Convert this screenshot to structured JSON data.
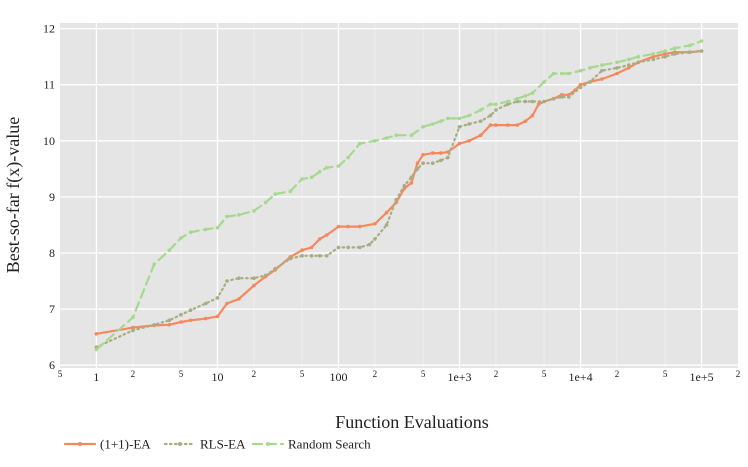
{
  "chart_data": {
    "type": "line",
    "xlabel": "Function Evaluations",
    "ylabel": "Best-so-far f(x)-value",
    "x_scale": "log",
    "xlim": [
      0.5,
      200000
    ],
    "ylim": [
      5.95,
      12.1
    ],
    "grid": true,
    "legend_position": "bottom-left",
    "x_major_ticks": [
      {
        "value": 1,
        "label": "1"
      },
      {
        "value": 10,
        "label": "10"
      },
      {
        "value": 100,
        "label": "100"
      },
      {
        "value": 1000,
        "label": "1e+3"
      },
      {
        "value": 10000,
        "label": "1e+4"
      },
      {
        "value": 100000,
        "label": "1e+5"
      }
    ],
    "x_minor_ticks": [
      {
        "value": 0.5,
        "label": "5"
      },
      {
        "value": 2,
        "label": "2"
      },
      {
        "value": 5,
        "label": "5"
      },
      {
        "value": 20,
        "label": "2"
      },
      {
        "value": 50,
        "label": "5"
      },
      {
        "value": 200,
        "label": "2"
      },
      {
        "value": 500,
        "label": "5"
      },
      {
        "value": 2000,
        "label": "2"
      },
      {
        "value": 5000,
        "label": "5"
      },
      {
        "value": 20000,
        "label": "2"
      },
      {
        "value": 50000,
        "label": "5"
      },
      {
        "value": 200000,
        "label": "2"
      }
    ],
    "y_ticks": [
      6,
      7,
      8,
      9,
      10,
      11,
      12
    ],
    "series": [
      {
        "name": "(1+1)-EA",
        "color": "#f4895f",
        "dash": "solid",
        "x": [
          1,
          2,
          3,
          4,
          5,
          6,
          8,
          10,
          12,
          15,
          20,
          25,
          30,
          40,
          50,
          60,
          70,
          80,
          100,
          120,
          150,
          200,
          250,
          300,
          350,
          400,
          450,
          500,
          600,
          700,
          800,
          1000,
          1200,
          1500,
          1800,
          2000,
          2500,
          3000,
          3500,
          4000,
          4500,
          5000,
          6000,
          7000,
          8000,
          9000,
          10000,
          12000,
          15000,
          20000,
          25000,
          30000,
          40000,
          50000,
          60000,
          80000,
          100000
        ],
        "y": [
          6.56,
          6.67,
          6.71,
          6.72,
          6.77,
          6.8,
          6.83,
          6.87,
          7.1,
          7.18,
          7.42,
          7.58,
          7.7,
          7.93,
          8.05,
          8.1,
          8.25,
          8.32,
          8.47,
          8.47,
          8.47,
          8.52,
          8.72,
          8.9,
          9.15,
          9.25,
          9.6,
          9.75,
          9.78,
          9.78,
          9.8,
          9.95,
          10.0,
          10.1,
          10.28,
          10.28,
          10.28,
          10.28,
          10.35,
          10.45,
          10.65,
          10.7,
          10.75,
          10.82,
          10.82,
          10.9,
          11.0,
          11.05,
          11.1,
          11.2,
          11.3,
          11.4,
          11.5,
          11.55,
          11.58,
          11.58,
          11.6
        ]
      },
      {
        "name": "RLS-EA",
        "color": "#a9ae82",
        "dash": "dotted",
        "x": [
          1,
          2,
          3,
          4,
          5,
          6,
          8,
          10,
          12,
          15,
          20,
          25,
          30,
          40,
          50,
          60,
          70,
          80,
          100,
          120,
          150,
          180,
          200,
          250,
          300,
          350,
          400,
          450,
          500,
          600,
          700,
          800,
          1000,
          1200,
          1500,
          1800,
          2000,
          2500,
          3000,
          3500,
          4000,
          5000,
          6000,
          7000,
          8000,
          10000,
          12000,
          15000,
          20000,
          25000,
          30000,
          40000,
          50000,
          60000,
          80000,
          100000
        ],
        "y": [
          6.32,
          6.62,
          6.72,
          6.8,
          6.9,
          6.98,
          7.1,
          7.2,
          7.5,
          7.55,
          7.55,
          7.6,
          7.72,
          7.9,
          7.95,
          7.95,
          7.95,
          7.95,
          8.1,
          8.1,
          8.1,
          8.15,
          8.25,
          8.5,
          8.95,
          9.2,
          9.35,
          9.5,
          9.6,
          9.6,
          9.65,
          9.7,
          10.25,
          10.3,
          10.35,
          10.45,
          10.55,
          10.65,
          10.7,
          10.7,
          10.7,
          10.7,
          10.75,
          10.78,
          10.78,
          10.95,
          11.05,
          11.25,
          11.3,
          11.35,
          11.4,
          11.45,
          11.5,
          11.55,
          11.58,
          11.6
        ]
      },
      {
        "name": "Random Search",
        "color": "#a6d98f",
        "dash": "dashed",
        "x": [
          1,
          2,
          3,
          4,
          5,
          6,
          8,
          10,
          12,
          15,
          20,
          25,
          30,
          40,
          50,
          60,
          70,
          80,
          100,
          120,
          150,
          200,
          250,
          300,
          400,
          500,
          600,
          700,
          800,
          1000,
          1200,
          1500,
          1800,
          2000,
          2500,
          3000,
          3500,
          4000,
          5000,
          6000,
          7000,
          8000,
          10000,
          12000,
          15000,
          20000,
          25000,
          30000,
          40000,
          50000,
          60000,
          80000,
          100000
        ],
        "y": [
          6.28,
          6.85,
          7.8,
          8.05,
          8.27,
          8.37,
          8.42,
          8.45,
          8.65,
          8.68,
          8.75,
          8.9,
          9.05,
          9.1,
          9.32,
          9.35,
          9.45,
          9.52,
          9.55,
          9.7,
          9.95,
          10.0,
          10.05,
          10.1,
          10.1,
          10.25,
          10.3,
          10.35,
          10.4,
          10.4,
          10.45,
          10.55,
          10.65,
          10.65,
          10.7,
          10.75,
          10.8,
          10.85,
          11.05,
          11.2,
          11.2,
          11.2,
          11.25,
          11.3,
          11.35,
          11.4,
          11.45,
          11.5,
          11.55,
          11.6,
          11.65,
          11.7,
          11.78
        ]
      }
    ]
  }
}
————
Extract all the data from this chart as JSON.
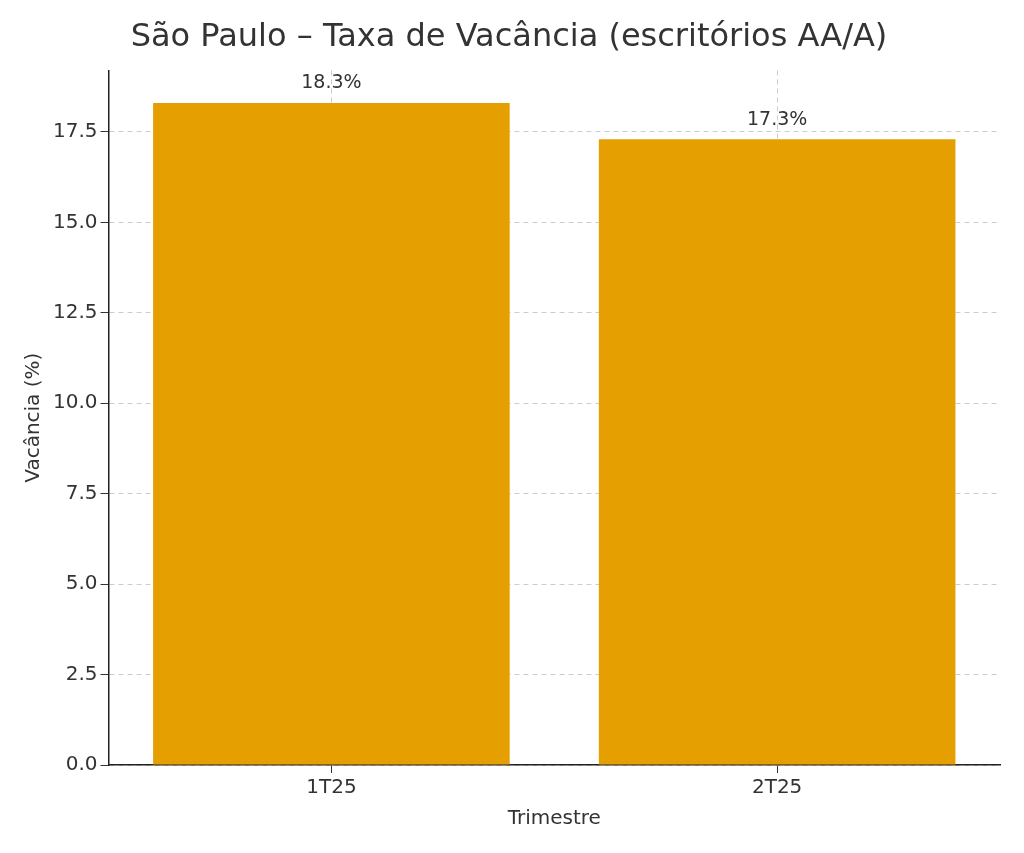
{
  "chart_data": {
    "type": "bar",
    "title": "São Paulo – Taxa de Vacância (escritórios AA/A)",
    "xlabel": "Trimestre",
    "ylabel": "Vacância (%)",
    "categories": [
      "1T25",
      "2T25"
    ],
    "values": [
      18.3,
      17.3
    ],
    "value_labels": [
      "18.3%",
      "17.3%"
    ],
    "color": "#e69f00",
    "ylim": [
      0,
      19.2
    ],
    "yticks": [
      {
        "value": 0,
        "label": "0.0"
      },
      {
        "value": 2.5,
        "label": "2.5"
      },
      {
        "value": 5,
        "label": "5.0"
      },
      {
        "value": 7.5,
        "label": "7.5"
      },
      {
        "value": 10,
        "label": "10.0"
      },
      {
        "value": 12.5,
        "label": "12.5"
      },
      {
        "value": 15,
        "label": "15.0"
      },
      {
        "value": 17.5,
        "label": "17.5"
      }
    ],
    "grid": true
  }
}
————
Request >>
Select every line above that contains the word "color", and copy it.

Exercise result >>
        "color": "#f4895f",
        "color": "#a9ae82",
        "color": "#a6d98f",
    "color": "#e69f00",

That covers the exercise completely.